Task to complete: Read the lines below. Copy out any that hold the string "штампарских".

Supplied records:
- - - - - - -
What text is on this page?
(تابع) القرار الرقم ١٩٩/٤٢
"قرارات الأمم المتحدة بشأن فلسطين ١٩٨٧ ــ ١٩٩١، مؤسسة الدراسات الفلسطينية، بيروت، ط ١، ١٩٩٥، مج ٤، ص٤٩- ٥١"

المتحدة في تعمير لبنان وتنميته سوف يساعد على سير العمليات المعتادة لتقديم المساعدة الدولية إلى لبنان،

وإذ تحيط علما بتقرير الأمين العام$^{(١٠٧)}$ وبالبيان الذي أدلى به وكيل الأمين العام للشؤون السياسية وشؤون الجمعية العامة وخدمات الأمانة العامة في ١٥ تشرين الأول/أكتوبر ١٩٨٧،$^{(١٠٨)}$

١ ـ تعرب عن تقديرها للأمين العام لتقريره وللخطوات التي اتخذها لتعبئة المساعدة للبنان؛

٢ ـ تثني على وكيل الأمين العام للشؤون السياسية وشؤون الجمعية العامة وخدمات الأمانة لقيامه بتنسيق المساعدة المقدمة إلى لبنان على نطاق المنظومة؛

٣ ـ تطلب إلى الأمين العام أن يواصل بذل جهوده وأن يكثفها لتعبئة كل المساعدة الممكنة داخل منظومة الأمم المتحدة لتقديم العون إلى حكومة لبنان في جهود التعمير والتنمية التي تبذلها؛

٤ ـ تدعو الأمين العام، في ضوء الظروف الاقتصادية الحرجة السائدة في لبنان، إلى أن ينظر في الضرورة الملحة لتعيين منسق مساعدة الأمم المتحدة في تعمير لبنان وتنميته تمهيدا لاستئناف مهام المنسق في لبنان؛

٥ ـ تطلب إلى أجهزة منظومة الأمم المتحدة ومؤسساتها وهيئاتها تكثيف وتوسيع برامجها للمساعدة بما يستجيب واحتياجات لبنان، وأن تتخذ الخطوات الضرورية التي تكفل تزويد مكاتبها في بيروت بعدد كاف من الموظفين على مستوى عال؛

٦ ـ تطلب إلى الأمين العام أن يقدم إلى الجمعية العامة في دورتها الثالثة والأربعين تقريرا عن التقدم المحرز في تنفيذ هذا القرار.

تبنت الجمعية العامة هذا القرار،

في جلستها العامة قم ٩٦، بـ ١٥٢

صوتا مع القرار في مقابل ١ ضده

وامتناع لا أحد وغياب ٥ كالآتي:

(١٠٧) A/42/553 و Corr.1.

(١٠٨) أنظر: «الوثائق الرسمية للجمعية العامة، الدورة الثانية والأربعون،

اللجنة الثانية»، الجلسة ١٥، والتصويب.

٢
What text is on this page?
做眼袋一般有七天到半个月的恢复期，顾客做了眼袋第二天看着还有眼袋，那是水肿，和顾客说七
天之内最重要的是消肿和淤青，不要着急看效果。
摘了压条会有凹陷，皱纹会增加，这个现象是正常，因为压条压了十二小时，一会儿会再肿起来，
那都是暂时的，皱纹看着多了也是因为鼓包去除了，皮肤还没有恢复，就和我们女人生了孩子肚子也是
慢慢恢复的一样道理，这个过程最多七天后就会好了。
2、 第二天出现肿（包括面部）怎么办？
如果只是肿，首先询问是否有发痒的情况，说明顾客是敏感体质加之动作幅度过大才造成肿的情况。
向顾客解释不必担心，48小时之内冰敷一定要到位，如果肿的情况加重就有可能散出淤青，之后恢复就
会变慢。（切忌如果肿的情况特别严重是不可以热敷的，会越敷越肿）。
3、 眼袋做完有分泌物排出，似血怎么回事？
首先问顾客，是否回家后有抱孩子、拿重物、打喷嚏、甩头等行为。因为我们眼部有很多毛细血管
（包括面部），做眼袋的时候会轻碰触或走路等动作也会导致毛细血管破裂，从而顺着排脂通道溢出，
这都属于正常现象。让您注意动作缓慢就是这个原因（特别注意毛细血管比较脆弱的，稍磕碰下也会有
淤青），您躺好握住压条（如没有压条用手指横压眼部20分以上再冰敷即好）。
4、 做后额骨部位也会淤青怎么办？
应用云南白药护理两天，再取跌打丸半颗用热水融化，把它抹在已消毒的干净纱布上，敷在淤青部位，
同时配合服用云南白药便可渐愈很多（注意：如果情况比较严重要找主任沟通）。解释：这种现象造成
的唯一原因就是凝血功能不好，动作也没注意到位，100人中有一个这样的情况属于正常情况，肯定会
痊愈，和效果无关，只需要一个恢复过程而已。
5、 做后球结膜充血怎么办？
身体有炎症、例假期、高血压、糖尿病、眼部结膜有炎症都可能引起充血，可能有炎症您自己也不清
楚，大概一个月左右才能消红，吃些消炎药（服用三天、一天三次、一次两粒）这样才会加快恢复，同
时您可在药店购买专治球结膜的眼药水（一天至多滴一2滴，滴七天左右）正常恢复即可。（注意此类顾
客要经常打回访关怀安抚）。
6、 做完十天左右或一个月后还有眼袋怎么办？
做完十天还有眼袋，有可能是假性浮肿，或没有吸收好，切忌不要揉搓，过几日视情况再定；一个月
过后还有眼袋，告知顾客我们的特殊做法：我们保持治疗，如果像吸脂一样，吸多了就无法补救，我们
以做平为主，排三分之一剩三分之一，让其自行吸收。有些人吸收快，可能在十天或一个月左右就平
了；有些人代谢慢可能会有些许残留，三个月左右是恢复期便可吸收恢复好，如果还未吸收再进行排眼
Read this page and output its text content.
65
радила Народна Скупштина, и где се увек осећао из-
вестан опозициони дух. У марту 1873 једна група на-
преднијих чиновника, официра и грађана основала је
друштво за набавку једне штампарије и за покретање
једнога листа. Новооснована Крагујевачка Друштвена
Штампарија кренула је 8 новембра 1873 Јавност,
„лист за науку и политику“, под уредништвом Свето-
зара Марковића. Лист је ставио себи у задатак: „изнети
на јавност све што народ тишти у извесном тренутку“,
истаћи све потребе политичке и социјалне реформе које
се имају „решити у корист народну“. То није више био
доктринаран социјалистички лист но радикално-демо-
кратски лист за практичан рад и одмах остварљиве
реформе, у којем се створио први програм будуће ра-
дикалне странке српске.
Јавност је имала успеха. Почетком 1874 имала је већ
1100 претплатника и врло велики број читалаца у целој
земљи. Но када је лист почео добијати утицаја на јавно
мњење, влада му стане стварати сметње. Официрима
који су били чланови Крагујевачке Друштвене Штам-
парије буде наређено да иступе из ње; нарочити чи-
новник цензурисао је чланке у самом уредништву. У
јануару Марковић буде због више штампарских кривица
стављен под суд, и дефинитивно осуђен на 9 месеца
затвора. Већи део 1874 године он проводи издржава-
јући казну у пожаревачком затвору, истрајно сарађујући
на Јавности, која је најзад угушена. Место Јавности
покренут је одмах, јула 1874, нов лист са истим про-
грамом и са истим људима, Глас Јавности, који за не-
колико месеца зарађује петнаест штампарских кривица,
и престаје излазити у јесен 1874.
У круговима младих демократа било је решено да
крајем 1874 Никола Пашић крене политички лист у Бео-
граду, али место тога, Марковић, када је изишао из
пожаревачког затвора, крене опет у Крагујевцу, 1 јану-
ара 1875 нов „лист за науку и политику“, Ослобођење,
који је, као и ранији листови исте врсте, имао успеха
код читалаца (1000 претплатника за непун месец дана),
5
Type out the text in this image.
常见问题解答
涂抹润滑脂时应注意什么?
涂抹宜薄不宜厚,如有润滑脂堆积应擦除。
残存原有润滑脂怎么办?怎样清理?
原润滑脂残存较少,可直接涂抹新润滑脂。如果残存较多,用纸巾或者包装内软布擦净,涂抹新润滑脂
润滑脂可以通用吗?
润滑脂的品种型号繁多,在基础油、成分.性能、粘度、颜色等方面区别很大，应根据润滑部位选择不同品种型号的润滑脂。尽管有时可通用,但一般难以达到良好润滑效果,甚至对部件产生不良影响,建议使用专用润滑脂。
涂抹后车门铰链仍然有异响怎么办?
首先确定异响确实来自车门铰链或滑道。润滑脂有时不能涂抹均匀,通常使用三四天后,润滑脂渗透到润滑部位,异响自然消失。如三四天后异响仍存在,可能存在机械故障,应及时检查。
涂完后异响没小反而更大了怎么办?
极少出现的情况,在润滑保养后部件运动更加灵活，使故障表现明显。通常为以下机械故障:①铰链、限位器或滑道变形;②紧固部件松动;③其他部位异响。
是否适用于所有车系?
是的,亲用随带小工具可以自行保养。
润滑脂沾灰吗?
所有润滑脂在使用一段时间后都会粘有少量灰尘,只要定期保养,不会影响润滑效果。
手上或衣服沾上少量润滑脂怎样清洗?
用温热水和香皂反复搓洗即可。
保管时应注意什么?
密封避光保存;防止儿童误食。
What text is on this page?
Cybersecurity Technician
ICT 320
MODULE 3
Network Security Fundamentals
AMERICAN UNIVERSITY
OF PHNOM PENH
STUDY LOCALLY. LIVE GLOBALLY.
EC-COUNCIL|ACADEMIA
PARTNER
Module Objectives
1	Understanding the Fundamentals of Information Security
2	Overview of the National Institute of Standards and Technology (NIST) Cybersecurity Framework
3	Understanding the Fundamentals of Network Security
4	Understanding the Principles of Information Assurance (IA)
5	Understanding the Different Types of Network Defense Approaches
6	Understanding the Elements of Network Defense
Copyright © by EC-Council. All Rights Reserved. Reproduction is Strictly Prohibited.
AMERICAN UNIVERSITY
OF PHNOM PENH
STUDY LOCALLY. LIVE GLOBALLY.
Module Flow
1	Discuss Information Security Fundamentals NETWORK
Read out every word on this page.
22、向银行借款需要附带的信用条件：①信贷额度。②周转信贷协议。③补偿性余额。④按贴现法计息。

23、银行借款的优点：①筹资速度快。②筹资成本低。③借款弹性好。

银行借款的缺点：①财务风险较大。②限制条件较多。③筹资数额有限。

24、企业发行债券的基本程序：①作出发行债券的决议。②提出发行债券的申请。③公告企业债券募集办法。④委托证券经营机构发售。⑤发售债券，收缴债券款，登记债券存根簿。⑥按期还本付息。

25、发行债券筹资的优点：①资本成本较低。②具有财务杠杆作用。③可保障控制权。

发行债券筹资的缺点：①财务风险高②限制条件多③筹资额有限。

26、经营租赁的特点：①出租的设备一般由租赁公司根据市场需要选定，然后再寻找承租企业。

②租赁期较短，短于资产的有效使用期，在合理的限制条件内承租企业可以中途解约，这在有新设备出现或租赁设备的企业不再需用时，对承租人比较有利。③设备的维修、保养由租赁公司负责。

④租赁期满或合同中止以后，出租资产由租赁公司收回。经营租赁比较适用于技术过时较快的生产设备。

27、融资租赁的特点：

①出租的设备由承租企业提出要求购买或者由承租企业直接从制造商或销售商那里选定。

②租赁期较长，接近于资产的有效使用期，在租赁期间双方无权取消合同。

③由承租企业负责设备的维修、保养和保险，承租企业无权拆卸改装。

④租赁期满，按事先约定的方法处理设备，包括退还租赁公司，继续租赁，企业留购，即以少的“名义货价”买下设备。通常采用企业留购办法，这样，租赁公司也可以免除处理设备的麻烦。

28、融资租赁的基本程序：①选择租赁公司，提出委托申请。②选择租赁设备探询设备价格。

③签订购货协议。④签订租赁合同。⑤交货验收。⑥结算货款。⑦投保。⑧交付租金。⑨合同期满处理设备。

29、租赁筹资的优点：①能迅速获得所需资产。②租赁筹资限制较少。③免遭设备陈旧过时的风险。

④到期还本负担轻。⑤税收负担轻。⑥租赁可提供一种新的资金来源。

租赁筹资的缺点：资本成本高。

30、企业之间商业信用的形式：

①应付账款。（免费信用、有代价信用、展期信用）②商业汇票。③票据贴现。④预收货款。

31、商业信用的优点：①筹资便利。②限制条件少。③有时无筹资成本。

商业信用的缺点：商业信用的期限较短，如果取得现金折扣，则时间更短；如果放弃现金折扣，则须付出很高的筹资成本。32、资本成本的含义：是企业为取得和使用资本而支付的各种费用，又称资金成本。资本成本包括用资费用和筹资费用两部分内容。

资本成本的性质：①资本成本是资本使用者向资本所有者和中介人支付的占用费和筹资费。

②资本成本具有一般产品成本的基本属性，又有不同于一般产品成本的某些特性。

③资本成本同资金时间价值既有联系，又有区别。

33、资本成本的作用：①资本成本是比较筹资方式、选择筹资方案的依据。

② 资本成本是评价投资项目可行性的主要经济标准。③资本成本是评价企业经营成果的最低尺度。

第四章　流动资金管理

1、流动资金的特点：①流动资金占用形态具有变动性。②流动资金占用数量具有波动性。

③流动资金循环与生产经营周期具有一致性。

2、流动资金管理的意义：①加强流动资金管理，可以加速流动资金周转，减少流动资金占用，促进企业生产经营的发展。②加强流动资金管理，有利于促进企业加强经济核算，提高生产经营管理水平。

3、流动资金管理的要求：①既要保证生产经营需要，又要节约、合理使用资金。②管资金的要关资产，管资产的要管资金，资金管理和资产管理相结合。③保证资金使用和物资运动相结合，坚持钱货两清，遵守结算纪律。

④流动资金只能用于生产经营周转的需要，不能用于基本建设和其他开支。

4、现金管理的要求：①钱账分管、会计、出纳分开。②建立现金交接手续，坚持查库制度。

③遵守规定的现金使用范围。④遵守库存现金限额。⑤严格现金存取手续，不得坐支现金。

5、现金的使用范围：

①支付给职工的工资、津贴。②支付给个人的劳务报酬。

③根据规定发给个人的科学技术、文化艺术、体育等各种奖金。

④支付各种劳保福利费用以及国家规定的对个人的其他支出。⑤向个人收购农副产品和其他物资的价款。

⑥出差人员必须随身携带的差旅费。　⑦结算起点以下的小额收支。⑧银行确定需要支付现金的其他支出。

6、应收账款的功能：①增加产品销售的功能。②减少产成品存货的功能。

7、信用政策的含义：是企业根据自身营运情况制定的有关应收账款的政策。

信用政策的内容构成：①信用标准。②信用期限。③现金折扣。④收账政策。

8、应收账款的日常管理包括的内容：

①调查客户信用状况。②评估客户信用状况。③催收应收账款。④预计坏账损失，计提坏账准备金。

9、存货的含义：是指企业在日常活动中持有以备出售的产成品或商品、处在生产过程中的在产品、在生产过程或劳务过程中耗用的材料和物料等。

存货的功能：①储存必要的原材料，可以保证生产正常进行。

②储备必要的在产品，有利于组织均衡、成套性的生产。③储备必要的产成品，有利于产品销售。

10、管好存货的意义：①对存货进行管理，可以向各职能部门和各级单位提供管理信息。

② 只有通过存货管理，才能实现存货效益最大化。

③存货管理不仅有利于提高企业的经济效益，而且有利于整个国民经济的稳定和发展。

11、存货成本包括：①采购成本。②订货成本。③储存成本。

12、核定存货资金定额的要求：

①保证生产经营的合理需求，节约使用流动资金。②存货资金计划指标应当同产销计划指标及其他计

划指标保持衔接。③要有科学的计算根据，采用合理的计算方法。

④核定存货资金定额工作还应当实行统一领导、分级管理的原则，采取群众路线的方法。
- - - - - - -
Output:
јануару Марковић буде због више штампарских кривица
колико месеца зарађује петнаест штампарских кривица,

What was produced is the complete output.